**Material for the task**
□ □ □ □ □

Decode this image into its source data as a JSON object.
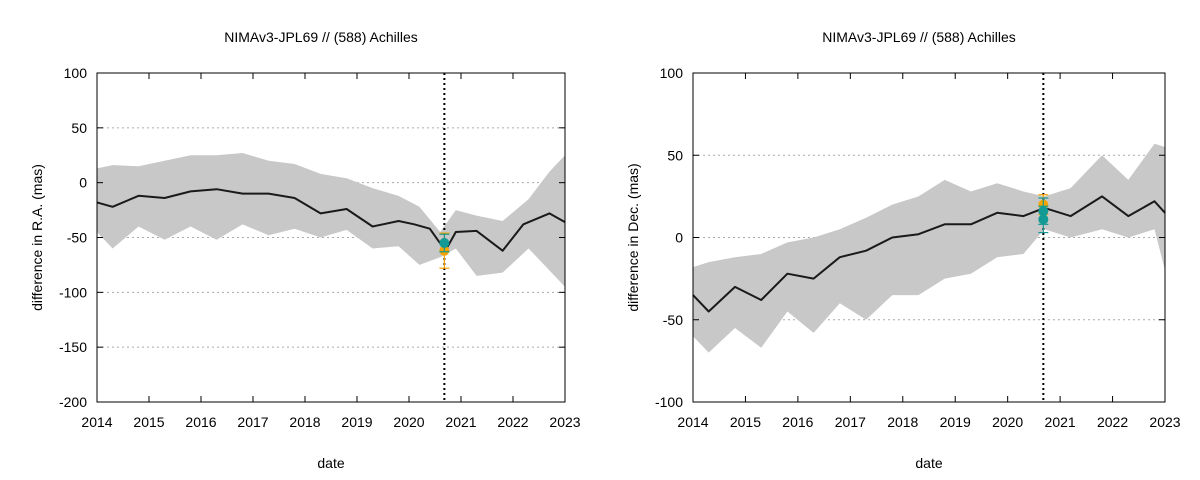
{
  "chart_data": [
    {
      "type": "line",
      "title": "NIMAv3-JPL69 // (588) Achilles",
      "xlabel": "date",
      "ylabel": "difference in R.A. (mas)",
      "xlim": [
        2014,
        2023
      ],
      "ylim": [
        -200,
        100
      ],
      "xticks": [
        2014,
        2015,
        2016,
        2017,
        2018,
        2019,
        2020,
        2021,
        2022,
        2023
      ],
      "yticks": [
        -200,
        -150,
        -100,
        -50,
        0,
        50,
        100
      ],
      "grid": "horizontal dotted",
      "vline_x": 2020.68,
      "band": {
        "x": [
          2014.0,
          2014.3,
          2014.8,
          2015.3,
          2015.8,
          2016.3,
          2016.8,
          2017.3,
          2017.8,
          2018.3,
          2018.8,
          2019.3,
          2019.8,
          2020.2,
          2020.6,
          2020.9,
          2021.3,
          2021.8,
          2022.3,
          2022.7,
          2023.0
        ],
        "upper": [
          13,
          16,
          15,
          20,
          25,
          25,
          27,
          20,
          17,
          8,
          4,
          -5,
          -12,
          -22,
          -45,
          -25,
          -30,
          -35,
          -15,
          10,
          25
        ],
        "lower": [
          -45,
          -60,
          -40,
          -52,
          -40,
          -52,
          -38,
          -48,
          -42,
          -50,
          -43,
          -60,
          -58,
          -75,
          -68,
          -60,
          -85,
          -82,
          -60,
          -80,
          -95
        ]
      },
      "series": [
        {
          "x": [
            2014.0,
            2014.3,
            2014.8,
            2015.3,
            2015.8,
            2016.3,
            2016.8,
            2017.3,
            2017.8,
            2018.3,
            2018.8,
            2019.3,
            2019.8,
            2020.1,
            2020.4,
            2020.7,
            2020.9,
            2021.3,
            2021.8,
            2022.2,
            2022.7,
            2023.0
          ],
          "values": [
            -18,
            -22,
            -12,
            -14,
            -8,
            -6,
            -10,
            -10,
            -14,
            -28,
            -24,
            -40,
            -35,
            -38,
            -42,
            -62,
            -45,
            -44,
            -62,
            -38,
            -28,
            -36
          ],
          "color": "#1a1a1a"
        }
      ],
      "points": [
        {
          "x": 2020.68,
          "y": -62,
          "color": "#f4a300",
          "err": 16
        },
        {
          "x": 2020.68,
          "y": -55,
          "color": "#149a94",
          "err": 8
        }
      ]
    },
    {
      "type": "line",
      "title": "NIMAv3-JPL69 // (588) Achilles",
      "xlabel": "date",
      "ylabel": "difference in Dec. (mas)",
      "xlim": [
        2014,
        2023
      ],
      "ylim": [
        -100,
        100
      ],
      "xticks": [
        2014,
        2015,
        2016,
        2017,
        2018,
        2019,
        2020,
        2021,
        2022,
        2023
      ],
      "yticks": [
        -100,
        -50,
        0,
        50,
        100
      ],
      "grid": "horizontal dotted",
      "vline_x": 2020.68,
      "band": {
        "x": [
          2014.0,
          2014.3,
          2014.8,
          2015.3,
          2015.8,
          2016.3,
          2016.8,
          2017.3,
          2017.8,
          2018.3,
          2018.8,
          2019.3,
          2019.8,
          2020.3,
          2020.7,
          2021.2,
          2021.8,
          2022.3,
          2022.8,
          2023.0
        ],
        "upper": [
          -18,
          -15,
          -12,
          -10,
          -3,
          0,
          5,
          12,
          20,
          25,
          35,
          28,
          33,
          28,
          25,
          30,
          50,
          35,
          57,
          55
        ],
        "lower": [
          -60,
          -70,
          -55,
          -67,
          -45,
          -58,
          -40,
          -50,
          -35,
          -35,
          -25,
          -22,
          -12,
          -10,
          5,
          0,
          5,
          0,
          5,
          -20
        ]
      },
      "series": [
        {
          "x": [
            2014.0,
            2014.3,
            2014.8,
            2015.3,
            2015.8,
            2016.3,
            2016.8,
            2017.3,
            2017.8,
            2018.3,
            2018.8,
            2019.3,
            2019.8,
            2020.3,
            2020.7,
            2021.2,
            2021.8,
            2022.3,
            2022.8,
            2023.0
          ],
          "values": [
            -35,
            -45,
            -30,
            -38,
            -22,
            -25,
            -12,
            -8,
            0,
            2,
            8,
            8,
            15,
            13,
            18,
            13,
            25,
            13,
            22,
            15
          ],
          "color": "#1a1a1a"
        }
      ],
      "points": [
        {
          "x": 2020.68,
          "y": 20,
          "color": "#f4a300",
          "err": 6
        },
        {
          "x": 2020.68,
          "y": 16,
          "color": "#149a94",
          "err": 8
        },
        {
          "x": 2020.68,
          "y": 11,
          "color": "#149a94",
          "err": 8
        }
      ]
    }
  ]
}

□ □ □ □ □

**What the exercise asks**
Quote each entry above verbatim and drop the pictures.

**Result for this task**
Decode this image into its source data as a JSON object.
{
  "chart_data": [
    {
      "type": "line",
      "title": "NIMAv3-JPL69 // (588) Achilles",
      "xlabel": "date",
      "ylabel": "difference in R.A. (mas)",
      "xlim": [
        2014,
        2023
      ],
      "ylim": [
        -200,
        100
      ],
      "xticks": [
        2014,
        2015,
        2016,
        2017,
        2018,
        2019,
        2020,
        2021,
        2022,
        2023
      ],
      "yticks": [
        -200,
        -150,
        -100,
        -50,
        0,
        50,
        100
      ],
      "grid": "horizontal dotted",
      "vline_x": 2020.68,
      "band": {
        "x": [
          2014.0,
          2014.3,
          2014.8,
          2015.3,
          2015.8,
          2016.3,
          2016.8,
          2017.3,
          2017.8,
          2018.3,
          2018.8,
          2019.3,
          2019.8,
          2020.2,
          2020.6,
          2020.9,
          2021.3,
          2021.8,
          2022.3,
          2022.7,
          2023.0
        ],
        "upper": [
          13,
          16,
          15,
          20,
          25,
          25,
          27,
          20,
          17,
          8,
          4,
          -5,
          -12,
          -22,
          -45,
          -25,
          -30,
          -35,
          -15,
          10,
          25
        ],
        "lower": [
          -45,
          -60,
          -40,
          -52,
          -40,
          -52,
          -38,
          -48,
          -42,
          -50,
          -43,
          -60,
          -58,
          -75,
          -68,
          -60,
          -85,
          -82,
          -60,
          -80,
          -95
        ]
      },
      "series": [
        {
          "x": [
            2014.0,
            2014.3,
            2014.8,
            2015.3,
            2015.8,
            2016.3,
            2016.8,
            2017.3,
            2017.8,
            2018.3,
            2018.8,
            2019.3,
            2019.8,
            2020.1,
            2020.4,
            2020.7,
            2020.9,
            2021.3,
            2021.8,
            2022.2,
            2022.7,
            2023.0
          ],
          "values": [
            -18,
            -22,
            -12,
            -14,
            -8,
            -6,
            -10,
            -10,
            -14,
            -28,
            -24,
            -40,
            -35,
            -38,
            -42,
            -62,
            -45,
            -44,
            -62,
            -38,
            -28,
            -36
          ],
          "color": "#1a1a1a"
        }
      ],
      "points": [
        {
          "x": 2020.68,
          "y": -62,
          "color": "#f4a300",
          "err": 16
        },
        {
          "x": 2020.68,
          "y": -55,
          "color": "#149a94",
          "err": 8
        }
      ]
    },
    {
      "type": "line",
      "title": "NIMAv3-JPL69 // (588) Achilles",
      "xlabel": "date",
      "ylabel": "difference in Dec. (mas)",
      "xlim": [
        2014,
        2023
      ],
      "ylim": [
        -100,
        100
      ],
      "xticks": [
        2014,
        2015,
        2016,
        2017,
        2018,
        2019,
        2020,
        2021,
        2022,
        2023
      ],
      "yticks": [
        -100,
        -50,
        0,
        50,
        100
      ],
      "grid": "horizontal dotted",
      "vline_x": 2020.68,
      "band": {
        "x": [
          2014.0,
          2014.3,
          2014.8,
          2015.3,
          2015.8,
          2016.3,
          2016.8,
          2017.3,
          2017.8,
          2018.3,
          2018.8,
          2019.3,
          2019.8,
          2020.3,
          2020.7,
          2021.2,
          2021.8,
          2022.3,
          2022.8,
          2023.0
        ],
        "upper": [
          -18,
          -15,
          -12,
          -10,
          -3,
          0,
          5,
          12,
          20,
          25,
          35,
          28,
          33,
          28,
          25,
          30,
          50,
          35,
          57,
          55
        ],
        "lower": [
          -60,
          -70,
          -55,
          -67,
          -45,
          -58,
          -40,
          -50,
          -35,
          -35,
          -25,
          -22,
          -12,
          -10,
          5,
          0,
          5,
          0,
          5,
          -20
        ]
      },
      "series": [
        {
          "x": [
            2014.0,
            2014.3,
            2014.8,
            2015.3,
            2015.8,
            2016.3,
            2016.8,
            2017.3,
            2017.8,
            2018.3,
            2018.8,
            2019.3,
            2019.8,
            2020.3,
            2020.7,
            2021.2,
            2021.8,
            2022.3,
            2022.8,
            2023.0
          ],
          "values": [
            -35,
            -45,
            -30,
            -38,
            -22,
            -25,
            -12,
            -8,
            0,
            2,
            8,
            8,
            15,
            13,
            18,
            13,
            25,
            13,
            22,
            15
          ],
          "color": "#1a1a1a"
        }
      ],
      "points": [
        {
          "x": 2020.68,
          "y": 20,
          "color": "#f4a300",
          "err": 6
        },
        {
          "x": 2020.68,
          "y": 16,
          "color": "#149a94",
          "err": 8
        },
        {
          "x": 2020.68,
          "y": 11,
          "color": "#149a94",
          "err": 8
        }
      ]
    }
  ]
}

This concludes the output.